Wherever a line in the data below holds "ylabel", copy that line.

Records from a data source
##############################

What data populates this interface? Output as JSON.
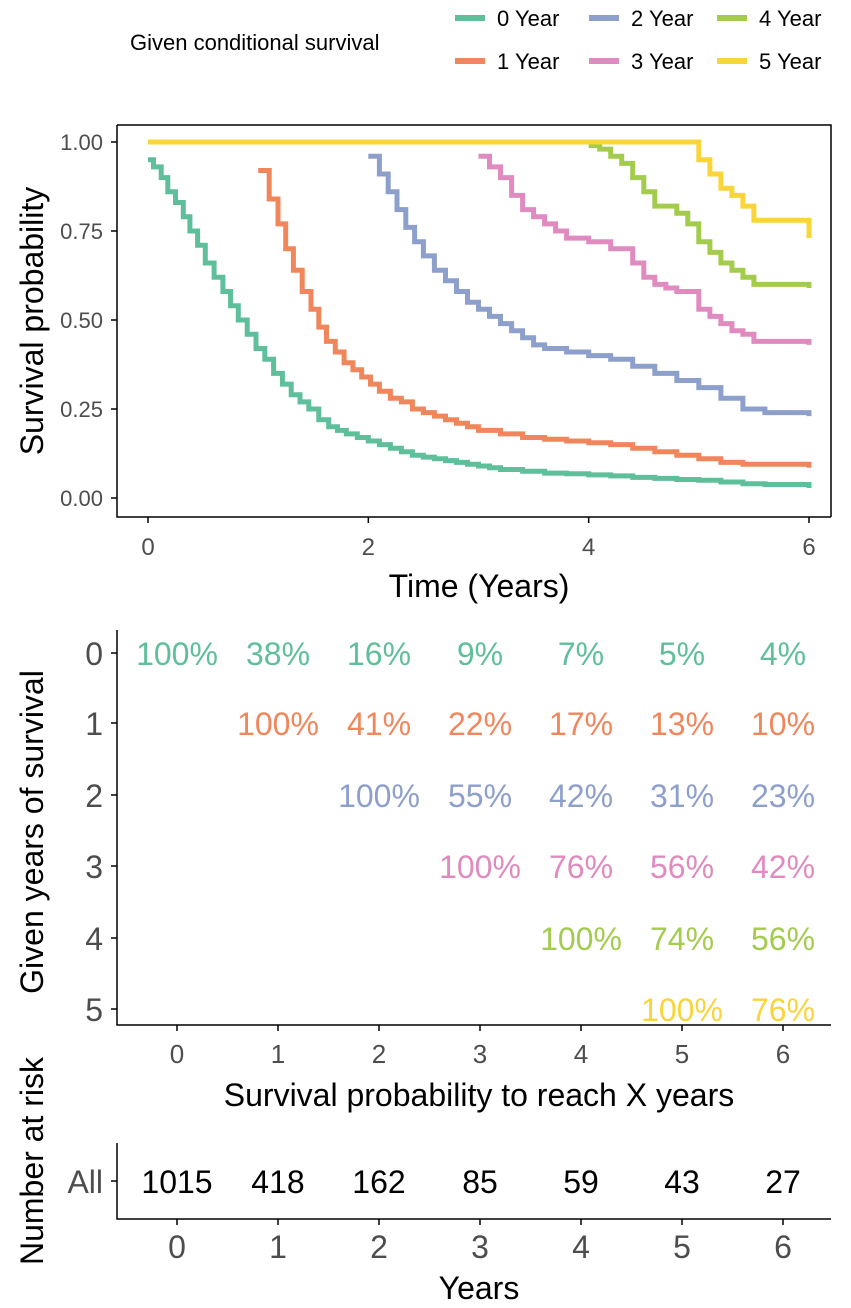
{
  "colors": {
    "c0": "#5fbf9b",
    "c1": "#ef865c",
    "c2": "#8d9fcb",
    "c3": "#e08bc0",
    "c4": "#a3cc4f",
    "c5": "#f9d43a",
    "axis": "#000000",
    "tick_label": "#4d4d4d"
  },
  "chart_data": [
    {
      "type": "line",
      "subtype": "step",
      "title": "",
      "legend": {
        "title": "Given conditional survival",
        "position": "top",
        "entries": [
          "0 Year",
          "1 Year",
          "2 Year",
          "3 Year",
          "4 Year",
          "5 Year"
        ]
      },
      "xlabel": "Time (Years)",
      "ylabel": "Survival probability",
      "xlim": [
        -0.3,
        6.3
      ],
      "ylim": [
        -0.05,
        1.05
      ],
      "xticks": [
        0,
        2,
        4,
        6
      ],
      "xtick_labels": [
        "0",
        "2",
        "4",
        "6"
      ],
      "yticks": [
        0,
        0.25,
        0.5,
        0.75,
        1
      ],
      "ytick_labels": [
        "0.00",
        "0.25",
        "0.50",
        "0.75",
        "1.00"
      ],
      "grid": false,
      "series": [
        {
          "name": "0 Year",
          "x": [
            0.0,
            0.05,
            0.12,
            0.18,
            0.25,
            0.32,
            0.38,
            0.45,
            0.52,
            0.6,
            0.68,
            0.75,
            0.82,
            0.9,
            0.98,
            1.06,
            1.14,
            1.22,
            1.3,
            1.38,
            1.46,
            1.55,
            1.64,
            1.72,
            1.8,
            1.9,
            2.0,
            2.1,
            2.2,
            2.3,
            2.4,
            2.5,
            2.6,
            2.7,
            2.8,
            2.9,
            3.0,
            3.1,
            3.2,
            3.4,
            3.6,
            3.8,
            4.0,
            4.2,
            4.4,
            4.6,
            4.8,
            5.0,
            5.2,
            5.4,
            5.6,
            5.8,
            6.0
          ],
          "y": [
            0.95,
            0.93,
            0.9,
            0.86,
            0.83,
            0.79,
            0.75,
            0.71,
            0.66,
            0.62,
            0.58,
            0.54,
            0.5,
            0.46,
            0.42,
            0.39,
            0.35,
            0.32,
            0.29,
            0.27,
            0.25,
            0.22,
            0.2,
            0.19,
            0.18,
            0.17,
            0.16,
            0.15,
            0.14,
            0.13,
            0.12,
            0.115,
            0.11,
            0.105,
            0.1,
            0.095,
            0.09,
            0.085,
            0.08,
            0.075,
            0.07,
            0.068,
            0.065,
            0.062,
            0.058,
            0.055,
            0.052,
            0.05,
            0.045,
            0.04,
            0.038,
            0.038,
            0.038
          ]
        },
        {
          "name": "1 Year",
          "x": [
            1.0,
            1.1,
            1.18,
            1.25,
            1.32,
            1.4,
            1.48,
            1.55,
            1.62,
            1.7,
            1.78,
            1.86,
            1.94,
            2.02,
            2.1,
            2.2,
            2.3,
            2.4,
            2.5,
            2.6,
            2.7,
            2.8,
            2.9,
            3.0,
            3.2,
            3.4,
            3.6,
            3.8,
            4.0,
            4.2,
            4.4,
            4.6,
            4.8,
            5.0,
            5.2,
            5.4,
            5.6,
            6.0
          ],
          "y": [
            0.92,
            0.84,
            0.77,
            0.7,
            0.64,
            0.58,
            0.53,
            0.48,
            0.44,
            0.41,
            0.38,
            0.36,
            0.34,
            0.32,
            0.3,
            0.28,
            0.27,
            0.25,
            0.24,
            0.23,
            0.22,
            0.21,
            0.2,
            0.19,
            0.18,
            0.17,
            0.165,
            0.16,
            0.155,
            0.15,
            0.14,
            0.13,
            0.12,
            0.11,
            0.1,
            0.095,
            0.095,
            0.095
          ]
        },
        {
          "name": "2 Year",
          "x": [
            2.0,
            2.1,
            2.18,
            2.26,
            2.34,
            2.42,
            2.5,
            2.6,
            2.7,
            2.8,
            2.9,
            3.0,
            3.1,
            3.2,
            3.3,
            3.4,
            3.5,
            3.6,
            3.8,
            4.0,
            4.2,
            4.4,
            4.6,
            4.8,
            5.0,
            5.2,
            5.4,
            5.6,
            6.0
          ],
          "y": [
            0.96,
            0.91,
            0.86,
            0.81,
            0.76,
            0.72,
            0.68,
            0.64,
            0.61,
            0.58,
            0.55,
            0.53,
            0.51,
            0.49,
            0.47,
            0.45,
            0.43,
            0.42,
            0.41,
            0.4,
            0.39,
            0.37,
            0.35,
            0.33,
            0.31,
            0.28,
            0.25,
            0.24,
            0.24
          ]
        },
        {
          "name": "3 Year",
          "x": [
            3.0,
            3.1,
            3.2,
            3.3,
            3.4,
            3.5,
            3.6,
            3.7,
            3.8,
            4.0,
            4.2,
            4.4,
            4.5,
            4.6,
            4.7,
            4.8,
            5.0,
            5.1,
            5.2,
            5.3,
            5.4,
            5.5,
            5.6,
            6.0
          ],
          "y": [
            0.96,
            0.93,
            0.9,
            0.85,
            0.81,
            0.79,
            0.77,
            0.75,
            0.73,
            0.72,
            0.7,
            0.66,
            0.62,
            0.6,
            0.59,
            0.58,
            0.53,
            0.51,
            0.49,
            0.47,
            0.46,
            0.44,
            0.44,
            0.44
          ]
        },
        {
          "name": "4 Year",
          "x": [
            4.0,
            4.1,
            4.2,
            4.3,
            4.4,
            4.5,
            4.6,
            4.7,
            4.8,
            4.9,
            5.0,
            5.1,
            5.2,
            5.3,
            5.4,
            5.5,
            5.6,
            6.0
          ],
          "y": [
            0.99,
            0.98,
            0.96,
            0.94,
            0.9,
            0.86,
            0.82,
            0.82,
            0.8,
            0.77,
            0.72,
            0.69,
            0.66,
            0.64,
            0.62,
            0.6,
            0.6,
            0.6
          ]
        },
        {
          "name": "5 Year",
          "x": [
            0.0,
            5.0,
            5.1,
            5.2,
            5.3,
            5.4,
            5.5,
            5.6,
            6.0
          ],
          "y": [
            1.0,
            0.95,
            0.91,
            0.87,
            0.85,
            0.82,
            0.78,
            0.78,
            0.78
          ]
        }
      ]
    },
    {
      "type": "table",
      "title": "",
      "xlabel": "Survival probability to reach X years",
      "ylabel": "Given years of survival",
      "columns": [
        "0",
        "1",
        "2",
        "3",
        "4",
        "5",
        "6"
      ],
      "rows": [
        {
          "label": "0",
          "cells": [
            {
              "col": 0,
              "text": "100%"
            },
            {
              "col": 1,
              "text": "38%"
            },
            {
              "col": 2,
              "text": "16%"
            },
            {
              "col": 3,
              "text": "9%"
            },
            {
              "col": 4,
              "text": "7%"
            },
            {
              "col": 5,
              "text": "5%"
            },
            {
              "col": 6,
              "text": "4%"
            }
          ]
        },
        {
          "label": "1",
          "cells": [
            {
              "col": 1,
              "text": "100%"
            },
            {
              "col": 2,
              "text": "41%"
            },
            {
              "col": 3,
              "text": "22%"
            },
            {
              "col": 4,
              "text": "17%"
            },
            {
              "col": 5,
              "text": "13%"
            },
            {
              "col": 6,
              "text": "10%"
            }
          ]
        },
        {
          "label": "2",
          "cells": [
            {
              "col": 2,
              "text": "100%"
            },
            {
              "col": 3,
              "text": "55%"
            },
            {
              "col": 4,
              "text": "42%"
            },
            {
              "col": 5,
              "text": "31%"
            },
            {
              "col": 6,
              "text": "23%"
            }
          ]
        },
        {
          "label": "3",
          "cells": [
            {
              "col": 3,
              "text": "100%"
            },
            {
              "col": 4,
              "text": "76%"
            },
            {
              "col": 5,
              "text": "56%"
            },
            {
              "col": 6,
              "text": "42%"
            }
          ]
        },
        {
          "label": "4",
          "cells": [
            {
              "col": 4,
              "text": "100%"
            },
            {
              "col": 5,
              "text": "74%"
            },
            {
              "col": 6,
              "text": "56%"
            }
          ]
        },
        {
          "label": "5",
          "cells": [
            {
              "col": 5,
              "text": "100%"
            },
            {
              "col": 6,
              "text": "76%"
            }
          ]
        }
      ]
    },
    {
      "type": "table",
      "title": "",
      "xlabel": "Years",
      "ylabel": "Number at risk",
      "columns": [
        "0",
        "1",
        "2",
        "3",
        "4",
        "5",
        "6"
      ],
      "row_label": "All",
      "values": [
        1015,
        418,
        162,
        85,
        59,
        43,
        27
      ]
    }
  ]
}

##############################

**Exercise output:**
      "ylabel": "Survival probability",
      "ylabel": "Given years of survival",
      "ylabel": "Number at risk",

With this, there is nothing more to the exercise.